## Instructions for the task
For the records below, say how many lines contain the string "reason". Give the number only.

## Exercise materials
----
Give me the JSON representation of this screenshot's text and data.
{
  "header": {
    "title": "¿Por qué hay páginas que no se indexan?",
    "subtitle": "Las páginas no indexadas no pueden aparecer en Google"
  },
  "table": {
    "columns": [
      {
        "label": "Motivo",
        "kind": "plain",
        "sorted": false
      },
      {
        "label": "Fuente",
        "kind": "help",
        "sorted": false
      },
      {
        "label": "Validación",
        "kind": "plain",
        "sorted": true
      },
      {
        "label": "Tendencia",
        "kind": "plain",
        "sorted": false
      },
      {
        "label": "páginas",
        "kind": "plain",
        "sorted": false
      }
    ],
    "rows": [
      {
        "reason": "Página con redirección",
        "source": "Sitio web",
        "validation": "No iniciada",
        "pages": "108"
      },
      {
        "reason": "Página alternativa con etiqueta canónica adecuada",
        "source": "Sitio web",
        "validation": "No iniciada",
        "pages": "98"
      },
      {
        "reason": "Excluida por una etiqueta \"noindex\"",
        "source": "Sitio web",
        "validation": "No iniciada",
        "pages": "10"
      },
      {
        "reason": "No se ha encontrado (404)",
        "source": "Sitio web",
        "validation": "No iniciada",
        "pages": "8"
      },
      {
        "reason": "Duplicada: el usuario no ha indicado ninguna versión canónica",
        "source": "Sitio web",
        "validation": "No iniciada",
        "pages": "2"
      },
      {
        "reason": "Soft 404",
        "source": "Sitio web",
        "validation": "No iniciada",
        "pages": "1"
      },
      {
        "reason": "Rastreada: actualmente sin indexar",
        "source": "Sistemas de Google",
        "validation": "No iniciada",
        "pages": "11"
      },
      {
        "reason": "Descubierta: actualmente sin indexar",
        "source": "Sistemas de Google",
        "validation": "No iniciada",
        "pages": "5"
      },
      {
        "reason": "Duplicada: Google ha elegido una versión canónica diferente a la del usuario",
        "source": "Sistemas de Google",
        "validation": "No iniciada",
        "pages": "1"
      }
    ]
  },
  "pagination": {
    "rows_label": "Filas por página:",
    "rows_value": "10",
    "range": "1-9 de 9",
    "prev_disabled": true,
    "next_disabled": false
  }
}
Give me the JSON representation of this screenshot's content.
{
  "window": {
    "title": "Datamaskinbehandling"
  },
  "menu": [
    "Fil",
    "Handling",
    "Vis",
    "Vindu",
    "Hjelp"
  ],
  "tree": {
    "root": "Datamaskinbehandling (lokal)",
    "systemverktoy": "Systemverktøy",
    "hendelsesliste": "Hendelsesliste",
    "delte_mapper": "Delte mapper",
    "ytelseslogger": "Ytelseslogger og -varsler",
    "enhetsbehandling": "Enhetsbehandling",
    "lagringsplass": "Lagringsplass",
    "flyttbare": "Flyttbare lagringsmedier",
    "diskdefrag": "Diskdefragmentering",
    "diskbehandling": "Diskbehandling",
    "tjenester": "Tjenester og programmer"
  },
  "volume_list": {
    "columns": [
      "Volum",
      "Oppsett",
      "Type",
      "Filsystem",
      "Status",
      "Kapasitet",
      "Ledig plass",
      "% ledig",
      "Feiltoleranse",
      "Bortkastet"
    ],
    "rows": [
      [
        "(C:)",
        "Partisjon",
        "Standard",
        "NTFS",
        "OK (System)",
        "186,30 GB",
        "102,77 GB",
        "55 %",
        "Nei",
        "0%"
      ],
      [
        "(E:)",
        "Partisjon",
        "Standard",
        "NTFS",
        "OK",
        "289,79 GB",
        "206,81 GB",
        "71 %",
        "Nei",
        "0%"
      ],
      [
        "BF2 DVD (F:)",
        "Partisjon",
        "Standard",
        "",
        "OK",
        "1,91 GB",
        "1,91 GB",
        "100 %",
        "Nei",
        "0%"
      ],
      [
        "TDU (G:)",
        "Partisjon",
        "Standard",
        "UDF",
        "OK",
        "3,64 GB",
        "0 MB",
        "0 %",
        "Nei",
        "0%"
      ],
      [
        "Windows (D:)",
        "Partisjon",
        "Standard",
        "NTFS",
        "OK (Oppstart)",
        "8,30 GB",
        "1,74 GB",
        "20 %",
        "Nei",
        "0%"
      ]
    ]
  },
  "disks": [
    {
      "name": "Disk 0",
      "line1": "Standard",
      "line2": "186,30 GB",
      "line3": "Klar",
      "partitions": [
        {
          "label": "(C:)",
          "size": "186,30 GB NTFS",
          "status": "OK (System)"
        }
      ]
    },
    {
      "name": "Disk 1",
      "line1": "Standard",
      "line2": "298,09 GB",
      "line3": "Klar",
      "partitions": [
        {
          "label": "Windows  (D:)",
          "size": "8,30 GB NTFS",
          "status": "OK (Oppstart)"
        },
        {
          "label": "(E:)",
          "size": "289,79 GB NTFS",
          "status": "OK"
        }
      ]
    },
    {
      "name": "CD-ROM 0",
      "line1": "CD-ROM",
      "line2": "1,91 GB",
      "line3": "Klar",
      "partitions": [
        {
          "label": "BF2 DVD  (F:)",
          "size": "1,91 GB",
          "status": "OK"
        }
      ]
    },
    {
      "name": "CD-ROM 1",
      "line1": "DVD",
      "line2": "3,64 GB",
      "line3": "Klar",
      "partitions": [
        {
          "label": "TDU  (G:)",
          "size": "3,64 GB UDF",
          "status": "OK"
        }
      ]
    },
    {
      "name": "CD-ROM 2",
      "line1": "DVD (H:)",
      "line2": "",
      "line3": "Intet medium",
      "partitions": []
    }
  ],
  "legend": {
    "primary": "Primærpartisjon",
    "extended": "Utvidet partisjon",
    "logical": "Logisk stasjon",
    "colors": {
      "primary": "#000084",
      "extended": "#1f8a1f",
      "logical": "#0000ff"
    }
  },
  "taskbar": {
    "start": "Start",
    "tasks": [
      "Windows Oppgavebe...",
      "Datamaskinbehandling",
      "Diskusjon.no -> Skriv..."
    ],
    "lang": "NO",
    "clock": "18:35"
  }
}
----
## Written answer
9